* [Request]
Could you print all the entries exactly?

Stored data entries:
"""

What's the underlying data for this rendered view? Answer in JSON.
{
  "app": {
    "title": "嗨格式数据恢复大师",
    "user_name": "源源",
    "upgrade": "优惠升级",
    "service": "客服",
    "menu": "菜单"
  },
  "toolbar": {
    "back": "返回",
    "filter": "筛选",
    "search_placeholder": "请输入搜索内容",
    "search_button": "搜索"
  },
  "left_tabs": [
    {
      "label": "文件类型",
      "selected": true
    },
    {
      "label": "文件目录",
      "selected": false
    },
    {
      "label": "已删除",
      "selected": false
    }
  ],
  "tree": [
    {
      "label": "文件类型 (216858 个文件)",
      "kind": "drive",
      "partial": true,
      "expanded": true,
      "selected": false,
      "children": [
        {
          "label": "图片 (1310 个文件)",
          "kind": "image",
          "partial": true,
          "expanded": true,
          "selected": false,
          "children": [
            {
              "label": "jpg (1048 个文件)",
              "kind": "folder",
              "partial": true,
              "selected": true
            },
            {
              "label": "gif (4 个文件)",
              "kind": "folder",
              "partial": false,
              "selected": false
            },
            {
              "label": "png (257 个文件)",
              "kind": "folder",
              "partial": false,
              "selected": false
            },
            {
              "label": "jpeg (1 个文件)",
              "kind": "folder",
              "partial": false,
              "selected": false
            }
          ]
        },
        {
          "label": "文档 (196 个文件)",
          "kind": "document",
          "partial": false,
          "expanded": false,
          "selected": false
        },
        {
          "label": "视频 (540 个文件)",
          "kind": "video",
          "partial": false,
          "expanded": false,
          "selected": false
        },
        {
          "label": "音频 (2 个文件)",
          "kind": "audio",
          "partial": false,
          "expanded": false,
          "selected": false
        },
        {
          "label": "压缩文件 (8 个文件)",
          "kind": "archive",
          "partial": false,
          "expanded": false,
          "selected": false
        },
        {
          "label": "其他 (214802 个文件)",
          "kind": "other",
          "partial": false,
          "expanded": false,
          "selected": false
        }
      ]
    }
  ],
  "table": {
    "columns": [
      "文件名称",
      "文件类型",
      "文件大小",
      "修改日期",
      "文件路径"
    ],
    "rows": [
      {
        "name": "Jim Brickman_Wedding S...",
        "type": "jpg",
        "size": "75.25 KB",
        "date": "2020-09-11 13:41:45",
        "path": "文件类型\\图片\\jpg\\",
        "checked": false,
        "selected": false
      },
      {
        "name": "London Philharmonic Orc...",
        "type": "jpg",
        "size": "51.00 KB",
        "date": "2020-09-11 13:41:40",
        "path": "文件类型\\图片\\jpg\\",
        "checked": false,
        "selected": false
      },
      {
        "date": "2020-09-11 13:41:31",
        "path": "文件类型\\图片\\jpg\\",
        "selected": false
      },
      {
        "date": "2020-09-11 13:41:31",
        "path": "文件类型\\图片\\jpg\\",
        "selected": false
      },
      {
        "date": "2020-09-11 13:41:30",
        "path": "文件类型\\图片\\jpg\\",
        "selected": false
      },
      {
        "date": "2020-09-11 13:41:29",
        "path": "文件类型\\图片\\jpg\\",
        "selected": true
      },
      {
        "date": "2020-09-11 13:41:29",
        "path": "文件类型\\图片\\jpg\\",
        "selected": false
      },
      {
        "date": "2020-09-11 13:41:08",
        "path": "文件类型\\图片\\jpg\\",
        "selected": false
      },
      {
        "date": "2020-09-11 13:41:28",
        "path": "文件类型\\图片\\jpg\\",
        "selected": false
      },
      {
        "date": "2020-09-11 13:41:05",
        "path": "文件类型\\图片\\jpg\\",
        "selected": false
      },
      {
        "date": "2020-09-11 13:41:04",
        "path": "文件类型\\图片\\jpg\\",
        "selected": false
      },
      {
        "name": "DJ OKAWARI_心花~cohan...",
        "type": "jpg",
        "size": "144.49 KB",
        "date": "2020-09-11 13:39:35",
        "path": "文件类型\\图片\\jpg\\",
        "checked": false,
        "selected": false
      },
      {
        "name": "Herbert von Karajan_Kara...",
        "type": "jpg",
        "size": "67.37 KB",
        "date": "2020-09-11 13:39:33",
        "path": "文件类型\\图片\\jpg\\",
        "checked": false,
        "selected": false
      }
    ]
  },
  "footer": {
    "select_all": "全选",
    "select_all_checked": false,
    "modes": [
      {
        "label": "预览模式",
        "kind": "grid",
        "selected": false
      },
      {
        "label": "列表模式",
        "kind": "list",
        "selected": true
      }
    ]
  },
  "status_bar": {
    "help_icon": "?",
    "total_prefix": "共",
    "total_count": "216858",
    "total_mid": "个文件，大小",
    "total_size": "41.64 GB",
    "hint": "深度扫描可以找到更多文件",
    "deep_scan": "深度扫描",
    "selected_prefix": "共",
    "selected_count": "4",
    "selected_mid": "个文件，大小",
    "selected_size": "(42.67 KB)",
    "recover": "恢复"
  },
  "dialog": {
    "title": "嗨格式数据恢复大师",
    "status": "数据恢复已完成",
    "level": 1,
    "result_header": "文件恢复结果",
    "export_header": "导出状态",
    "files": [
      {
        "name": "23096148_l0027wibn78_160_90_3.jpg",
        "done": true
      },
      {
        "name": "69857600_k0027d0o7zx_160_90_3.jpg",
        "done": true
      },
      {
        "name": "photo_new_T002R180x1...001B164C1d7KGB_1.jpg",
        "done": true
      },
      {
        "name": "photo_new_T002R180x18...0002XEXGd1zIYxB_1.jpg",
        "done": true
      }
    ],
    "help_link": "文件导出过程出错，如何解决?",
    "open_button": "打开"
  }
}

"""

* [Reply to the exercise]
What's the underlying data for this rendered view? Answer in JSON.
{
  "app": {
    "title": "嗨格式数据恢复大师",
    "user_name": "源源",
    "upgrade": "优惠升级",
    "service": "客服",
    "menu": "菜单"
  },
  "toolbar": {
    "back": "返回",
    "filter": "筛选",
    "search_placeholder": "请输入搜索内容",
    "search_button": "搜索"
  },
  "left_tabs": [
    {
      "label": "文件类型",
      "selected": true
    },
    {
      "label": "文件目录",
      "selected": false
    },
    {
      "label": "已删除",
      "selected": false
    }
  ],
  "tree": [
    {
      "label": "文件类型 (216858 个文件)",
      "kind": "drive",
      "partial": true,
      "expanded": true,
      "selected": false,
      "children": [
        {
          "label": "图片 (1310 个文件)",
          "kind": "image",
          "partial": true,
          "expanded": true,
          "selected": false,
          "children": [
            {
              "label": "jpg (1048 个文件)",
              "kind": "folder",
              "partial": true,
              "selected": true
            },
            {
              "label": "gif (4 个文件)",
              "kind": "folder",
              "partial": false,
              "selected": false
            },
            {
              "label": "png (257 个文件)",
              "kind": "folder",
              "partial": false,
              "selected": false
            },
            {
              "label": "jpeg (1 个文件)",
              "kind": "folder",
              "partial": false,
              "selected": false
            }
          ]
        },
        {
          "label": "文档 (196 个文件)",
          "kind": "document",
          "partial": false,
          "expanded": false,
          "selected": false
        },
        {
          "label": "视频 (540 个文件)",
          "kind": "video",
          "partial": false,
          "expanded": false,
          "selected": false
        },
        {
          "label": "音频 (2 个文件)",
          "kind": "audio",
          "partial": false,
          "expanded": false,
          "selected": false
        },
        {
          "label": "压缩文件 (8 个文件)",
          "kind": "archive",
          "partial": false,
          "expanded": false,
          "selected": false
        },
        {
          "label": "其他 (214802 个文件)",
          "kind": "other",
          "partial": false,
          "expanded": false,
          "selected": false
        }
      ]
    }
  ],
  "table": {
    "columns": [
      "文件名称",
      "文件类型",
      "文件大小",
      "修改日期",
      "文件路径"
    ],
    "rows": [
      {
        "name": "Jim Brickman_Wedding S...",
        "type": "jpg",
        "size": "75.25 KB",
        "date": "2020-09-11 13:41:45",
        "path": "文件类型\\图片\\jpg\\",
        "checked": false,
        "selected": false
      },
      {
        "name": "London Philharmonic Orc...",
        "type": "jpg",
        "size": "51.00 KB",
        "date": "2020-09-11 13:41:40",
        "path": "文件类型\\图片\\jpg\\",
        "checked": false,
        "selected": false
      },
      {
        "date": "2020-09-11 13:41:31",
        "path": "文件类型\\图片\\jpg\\",
        "selected": false
      },
      {
        "date": "2020-09-11 13:41:31",
        "path": "文件类型\\图片\\jpg\\",
        "selected": false
      },
      {
        "date": "2020-09-11 13:41:30",
        "path": "文件类型\\图片\\jpg\\",
        "selected": false
      },
      {
        "date": "2020-09-11 13:41:29",
        "path": "文件类型\\图片\\jpg\\",
        "selected": true
      },
      {
        "date": "2020-09-11 13:41:29",
        "path": "文件类型\\图片\\jpg\\",
        "selected": false
      },
      {
        "date": "2020-09-11 13:41:08",
        "path": "文件类型\\图片\\jpg\\",
        "selected": false
      },
      {
        "date": "2020-09-11 13:41:28",
        "path": "文件类型\\图片\\jpg\\",
        "selected": false
      },
      {
        "date": "2020-09-11 13:41:05",
        "path": "文件类型\\图片\\jpg\\",
        "selected": false
      },
      {
        "date": "2020-09-11 13:41:04",
        "path": "文件类型\\图片\\jpg\\",
        "selected": false
      },
      {
        "name": "DJ OKAWARI_心花~cohan...",
        "type": "jpg",
        "size": "144.49 KB",
        "date": "2020-09-11 13:39:35",
        "path": "文件类型\\图片\\jpg\\",
        "checked": false,
        "selected": false
      },
      {
        "name": "Herbert von Karajan_Kara...",
        "type": "jpg",
        "size": "67.37 KB",
        "date": "2020-09-11 13:39:33",
        "path": "文件类型\\图片\\jpg\\",
        "checked": false,
        "selected": false
      }
    ]
  },
  "footer": {
    "select_all": "全选",
    "select_all_checked": false,
    "modes": [
      {
        "label": "预览模式",
        "kind": "grid",
        "selected": false
      },
      {
        "label": "列表模式",
        "kind": "list",
        "selected": true
      }
    ]
  },
  "status_bar": {
    "help_icon": "?",
    "total_prefix": "共",
    "total_count": "216858",
    "total_mid": "个文件，大小",
    "total_size": "41.64 GB",
    "hint": "深度扫描可以找到更多文件",
    "deep_scan": "深度扫描",
    "selected_prefix": "共",
    "selected_count": "4",
    "selected_mid": "个文件，大小",
    "selected_size": "(42.67 KB)",
    "recover": "恢复"
  },
  "dialog": {
    "title": "嗨格式数据恢复大师",
    "status": "数据恢复已完成",
    "level": 1,
    "result_header": "文件恢复结果",
    "export_header": "导出状态",
    "files": [
      {
        "name": "23096148_l0027wibn78_160_90_3.jpg",
        "done": true
      },
      {
        "name": "69857600_k0027d0o7zx_160_90_3.jpg",
        "done": true
      },
      {
        "name": "photo_new_T002R180x1...001B164C1d7KGB_1.jpg",
        "done": true
      },
      {
        "name": "photo_new_T002R180x18...0002XEXGd1zIYxB_1.jpg",
        "done": true
      }
    ],
    "help_link": "文件导出过程出错，如何解决?",
    "open_button": "打开"
  }
}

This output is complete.